[Dataset records on visual material]
==================================================
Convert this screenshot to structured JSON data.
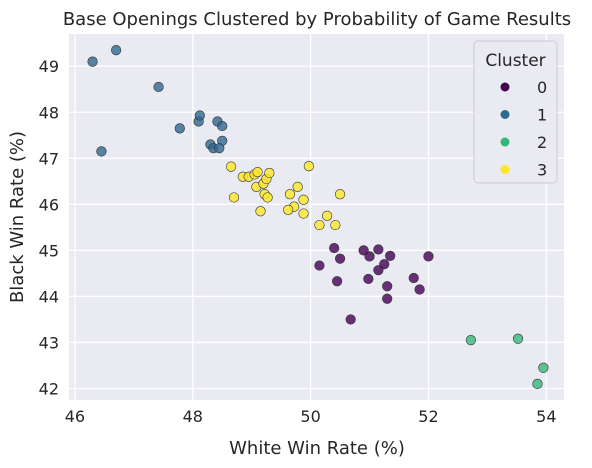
{
  "chart_data": {
    "type": "scatter",
    "title": "Base Openings Clustered by Probability of Game Results",
    "xlabel": "White Win Rate (%)",
    "ylabel": "Black Win Rate (%)",
    "xlim": [
      45.9,
      54.3
    ],
    "ylim": [
      41.75,
      49.7
    ],
    "xticks": [
      46,
      48,
      50,
      52,
      54
    ],
    "yticks": [
      42,
      43,
      44,
      45,
      46,
      47,
      48,
      49
    ],
    "grid": true,
    "legend": {
      "title": "Cluster",
      "placement": "top-right"
    },
    "series": [
      {
        "name": "0",
        "color": "#440154",
        "points": [
          [
            50.4,
            45.05
          ],
          [
            50.15,
            44.67
          ],
          [
            50.5,
            44.82
          ],
          [
            50.45,
            44.33
          ],
          [
            50.68,
            43.5
          ],
          [
            50.9,
            45.0
          ],
          [
            51.0,
            44.87
          ],
          [
            50.98,
            44.38
          ],
          [
            51.15,
            45.02
          ],
          [
            51.15,
            44.57
          ],
          [
            51.25,
            44.7
          ],
          [
            51.35,
            44.88
          ],
          [
            51.3,
            44.22
          ],
          [
            51.3,
            43.95
          ],
          [
            51.75,
            44.4
          ],
          [
            51.85,
            44.15
          ],
          [
            52.0,
            44.87
          ]
        ]
      },
      {
        "name": "1",
        "color": "#31688e",
        "points": [
          [
            46.3,
            49.1
          ],
          [
            46.7,
            49.35
          ],
          [
            46.45,
            47.15
          ],
          [
            47.42,
            48.55
          ],
          [
            47.78,
            47.65
          ],
          [
            48.1,
            47.8
          ],
          [
            48.12,
            47.93
          ],
          [
            48.42,
            47.8
          ],
          [
            48.5,
            47.7
          ],
          [
            48.5,
            47.38
          ],
          [
            48.3,
            47.3
          ],
          [
            48.35,
            47.22
          ],
          [
            48.45,
            47.22
          ]
        ]
      },
      {
        "name": "2",
        "color": "#35b779",
        "points": [
          [
            52.72,
            43.05
          ],
          [
            53.52,
            43.08
          ],
          [
            53.95,
            42.45
          ],
          [
            53.85,
            42.1
          ]
        ]
      },
      {
        "name": "3",
        "color": "#fde725",
        "points": [
          [
            48.65,
            46.82
          ],
          [
            48.7,
            46.15
          ],
          [
            48.85,
            46.6
          ],
          [
            48.95,
            46.6
          ],
          [
            49.05,
            46.65
          ],
          [
            49.1,
            46.7
          ],
          [
            49.08,
            46.38
          ],
          [
            49.2,
            46.45
          ],
          [
            49.25,
            46.55
          ],
          [
            49.3,
            46.68
          ],
          [
            49.22,
            46.22
          ],
          [
            49.27,
            46.15
          ],
          [
            49.15,
            45.85
          ],
          [
            49.65,
            46.22
          ],
          [
            49.78,
            46.38
          ],
          [
            49.72,
            45.95
          ],
          [
            49.62,
            45.88
          ],
          [
            49.88,
            46.1
          ],
          [
            49.88,
            45.8
          ],
          [
            49.97,
            46.83
          ],
          [
            50.15,
            45.55
          ],
          [
            50.28,
            45.75
          ],
          [
            50.42,
            45.55
          ],
          [
            50.5,
            46.22
          ]
        ]
      }
    ]
  }
}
==================================================
• WHAT IS ASKED
Copy the data exactly. Any picture it contains is to be omitted.

• COMPLETED EXERCISE
Convert this screenshot to structured JSON data.
{
  "chart_data": {
    "type": "scatter",
    "title": "Base Openings Clustered by Probability of Game Results",
    "xlabel": "White Win Rate (%)",
    "ylabel": "Black Win Rate (%)",
    "xlim": [
      45.9,
      54.3
    ],
    "ylim": [
      41.75,
      49.7
    ],
    "xticks": [
      46,
      48,
      50,
      52,
      54
    ],
    "yticks": [
      42,
      43,
      44,
      45,
      46,
      47,
      48,
      49
    ],
    "grid": true,
    "legend": {
      "title": "Cluster",
      "placement": "top-right"
    },
    "series": [
      {
        "name": "0",
        "color": "#440154",
        "points": [
          [
            50.4,
            45.05
          ],
          [
            50.15,
            44.67
          ],
          [
            50.5,
            44.82
          ],
          [
            50.45,
            44.33
          ],
          [
            50.68,
            43.5
          ],
          [
            50.9,
            45.0
          ],
          [
            51.0,
            44.87
          ],
          [
            50.98,
            44.38
          ],
          [
            51.15,
            45.02
          ],
          [
            51.15,
            44.57
          ],
          [
            51.25,
            44.7
          ],
          [
            51.35,
            44.88
          ],
          [
            51.3,
            44.22
          ],
          [
            51.3,
            43.95
          ],
          [
            51.75,
            44.4
          ],
          [
            51.85,
            44.15
          ],
          [
            52.0,
            44.87
          ]
        ]
      },
      {
        "name": "1",
        "color": "#31688e",
        "points": [
          [
            46.3,
            49.1
          ],
          [
            46.7,
            49.35
          ],
          [
            46.45,
            47.15
          ],
          [
            47.42,
            48.55
          ],
          [
            47.78,
            47.65
          ],
          [
            48.1,
            47.8
          ],
          [
            48.12,
            47.93
          ],
          [
            48.42,
            47.8
          ],
          [
            48.5,
            47.7
          ],
          [
            48.5,
            47.38
          ],
          [
            48.3,
            47.3
          ],
          [
            48.35,
            47.22
          ],
          [
            48.45,
            47.22
          ]
        ]
      },
      {
        "name": "2",
        "color": "#35b779",
        "points": [
          [
            52.72,
            43.05
          ],
          [
            53.52,
            43.08
          ],
          [
            53.95,
            42.45
          ],
          [
            53.85,
            42.1
          ]
        ]
      },
      {
        "name": "3",
        "color": "#fde725",
        "points": [
          [
            48.65,
            46.82
          ],
          [
            48.7,
            46.15
          ],
          [
            48.85,
            46.6
          ],
          [
            48.95,
            46.6
          ],
          [
            49.05,
            46.65
          ],
          [
            49.1,
            46.7
          ],
          [
            49.08,
            46.38
          ],
          [
            49.2,
            46.45
          ],
          [
            49.25,
            46.55
          ],
          [
            49.3,
            46.68
          ],
          [
            49.22,
            46.22
          ],
          [
            49.27,
            46.15
          ],
          [
            49.15,
            45.85
          ],
          [
            49.65,
            46.22
          ],
          [
            49.78,
            46.38
          ],
          [
            49.72,
            45.95
          ],
          [
            49.62,
            45.88
          ],
          [
            49.88,
            46.1
          ],
          [
            49.88,
            45.8
          ],
          [
            49.97,
            46.83
          ],
          [
            50.15,
            45.55
          ],
          [
            50.28,
            45.75
          ],
          [
            50.42,
            45.55
          ],
          [
            50.5,
            46.22
          ]
        ]
      }
    ]
  }
}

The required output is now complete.